(Raw records)
┌──
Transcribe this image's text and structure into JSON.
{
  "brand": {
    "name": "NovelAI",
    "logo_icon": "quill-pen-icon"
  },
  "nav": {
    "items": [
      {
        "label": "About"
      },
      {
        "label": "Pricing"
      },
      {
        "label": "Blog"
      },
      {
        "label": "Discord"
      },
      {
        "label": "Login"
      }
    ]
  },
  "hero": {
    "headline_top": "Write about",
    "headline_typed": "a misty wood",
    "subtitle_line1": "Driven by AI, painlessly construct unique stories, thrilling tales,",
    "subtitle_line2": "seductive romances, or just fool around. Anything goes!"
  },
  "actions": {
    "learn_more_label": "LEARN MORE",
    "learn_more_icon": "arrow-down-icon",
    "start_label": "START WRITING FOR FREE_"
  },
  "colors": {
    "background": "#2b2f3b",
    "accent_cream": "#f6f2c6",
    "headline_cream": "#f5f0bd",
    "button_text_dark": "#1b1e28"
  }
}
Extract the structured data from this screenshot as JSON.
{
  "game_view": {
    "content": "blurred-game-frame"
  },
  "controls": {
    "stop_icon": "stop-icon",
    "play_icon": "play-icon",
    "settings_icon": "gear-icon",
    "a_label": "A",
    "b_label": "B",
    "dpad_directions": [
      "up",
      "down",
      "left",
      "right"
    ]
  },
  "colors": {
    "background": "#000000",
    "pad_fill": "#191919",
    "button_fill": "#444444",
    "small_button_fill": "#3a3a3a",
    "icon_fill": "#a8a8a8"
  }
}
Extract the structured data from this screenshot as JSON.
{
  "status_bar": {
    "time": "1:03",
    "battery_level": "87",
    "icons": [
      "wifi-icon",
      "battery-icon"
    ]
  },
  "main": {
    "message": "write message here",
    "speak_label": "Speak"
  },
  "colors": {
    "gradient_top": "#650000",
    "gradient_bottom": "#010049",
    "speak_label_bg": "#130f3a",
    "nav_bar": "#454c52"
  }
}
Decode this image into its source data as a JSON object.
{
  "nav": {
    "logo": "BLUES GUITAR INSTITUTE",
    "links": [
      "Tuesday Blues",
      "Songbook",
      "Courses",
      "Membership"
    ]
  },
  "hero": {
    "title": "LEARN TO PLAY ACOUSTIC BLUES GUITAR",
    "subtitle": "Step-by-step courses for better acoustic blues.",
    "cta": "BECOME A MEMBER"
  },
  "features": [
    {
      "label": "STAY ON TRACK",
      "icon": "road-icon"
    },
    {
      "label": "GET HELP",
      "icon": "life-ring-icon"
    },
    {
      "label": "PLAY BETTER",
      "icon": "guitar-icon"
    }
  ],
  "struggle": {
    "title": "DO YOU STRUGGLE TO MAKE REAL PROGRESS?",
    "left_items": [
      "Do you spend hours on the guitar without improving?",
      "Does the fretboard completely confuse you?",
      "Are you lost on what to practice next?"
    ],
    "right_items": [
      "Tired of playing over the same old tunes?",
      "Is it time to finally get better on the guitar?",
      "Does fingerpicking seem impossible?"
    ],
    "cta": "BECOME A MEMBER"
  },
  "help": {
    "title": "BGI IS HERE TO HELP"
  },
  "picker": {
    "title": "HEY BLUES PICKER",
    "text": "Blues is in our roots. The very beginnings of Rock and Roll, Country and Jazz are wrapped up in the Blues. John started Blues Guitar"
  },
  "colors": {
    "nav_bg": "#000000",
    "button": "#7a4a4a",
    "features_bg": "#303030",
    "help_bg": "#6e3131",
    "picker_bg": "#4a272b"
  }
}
└──
Work to complete:
Extract all lines as given.

Answer to the task:
Transcribe this image's text and structure into JSON.
{
  "brand": {
    "name": "NovelAI",
    "logo_icon": "quill-pen-icon"
  },
  "nav": {
    "items": [
      {
        "label": "About"
      },
      {
        "label": "Pricing"
      },
      {
        "label": "Blog"
      },
      {
        "label": "Discord"
      },
      {
        "label": "Login"
      }
    ]
  },
  "hero": {
    "headline_top": "Write about",
    "headline_typed": "a misty wood",
    "subtitle_line1": "Driven by AI, painlessly construct unique stories, thrilling tales,",
    "subtitle_line2": "seductive romances, or just fool around. Anything goes!"
  },
  "actions": {
    "learn_more_label": "LEARN MORE",
    "learn_more_icon": "arrow-down-icon",
    "start_label": "START WRITING FOR FREE_"
  },
  "colors": {
    "background": "#2b2f3b",
    "accent_cream": "#f6f2c6",
    "headline_cream": "#f5f0bd",
    "button_text_dark": "#1b1e28"
  }
}
Extract the structured data from this screenshot as JSON.
{
  "game_view": {
    "content": "blurred-game-frame"
  },
  "controls": {
    "stop_icon": "stop-icon",
    "play_icon": "play-icon",
    "settings_icon": "gear-icon",
    "a_label": "A",
    "b_label": "B",
    "dpad_directions": [
      "up",
      "down",
      "left",
      "right"
    ]
  },
  "colors": {
    "background": "#000000",
    "pad_fill": "#191919",
    "button_fill": "#444444",
    "small_button_fill": "#3a3a3a",
    "icon_fill": "#a8a8a8"
  }
}
Extract the structured data from this screenshot as JSON.
{
  "status_bar": {
    "time": "1:03",
    "battery_level": "87",
    "icons": [
      "wifi-icon",
      "battery-icon"
    ]
  },
  "main": {
    "message": "write message here",
    "speak_label": "Speak"
  },
  "colors": {
    "gradient_top": "#650000",
    "gradient_bottom": "#010049",
    "speak_label_bg": "#130f3a",
    "nav_bar": "#454c52"
  }
}
Decode this image into its source data as a JSON object.
{
  "nav": {
    "logo": "BLUES GUITAR INSTITUTE",
    "links": [
      "Tuesday Blues",
      "Songbook",
      "Courses",
      "Membership"
    ]
  },
  "hero": {
    "title": "LEARN TO PLAY ACOUSTIC BLUES GUITAR",
    "subtitle": "Step-by-step courses for better acoustic blues.",
    "cta": "BECOME A MEMBER"
  },
  "features": [
    {
      "label": "STAY ON TRACK",
      "icon": "road-icon"
    },
    {
      "label": "GET HELP",
      "icon": "life-ring-icon"
    },
    {
      "label": "PLAY BETTER",
      "icon": "guitar-icon"
    }
  ],
  "struggle": {
    "title": "DO YOU STRUGGLE TO MAKE REAL PROGRESS?",
    "left_items": [
      "Do you spend hours on the guitar without improving?",
      "Does the fretboard completely confuse you?",
      "Are you lost on what to practice next?"
    ],
    "right_items": [
      "Tired of playing over the same old tunes?",
      "Is it time to finally get better on the guitar?",
      "Does fingerpicking seem impossible?"
    ],
    "cta": "BECOME A MEMBER"
  },
  "help": {
    "title": "BGI IS HERE TO HELP"
  },
  "picker": {
    "title": "HEY BLUES PICKER",
    "text": "Blues is in our roots. The very beginnings of Rock and Roll, Country and Jazz are wrapped up in the Blues. John started Blues Guitar"
  },
  "colors": {
    "nav_bg": "#000000",
    "button": "#7a4a4a",
    "features_bg": "#303030",
    "help_bg": "#6e3131",
    "picker_bg": "#4a272b"
  }
}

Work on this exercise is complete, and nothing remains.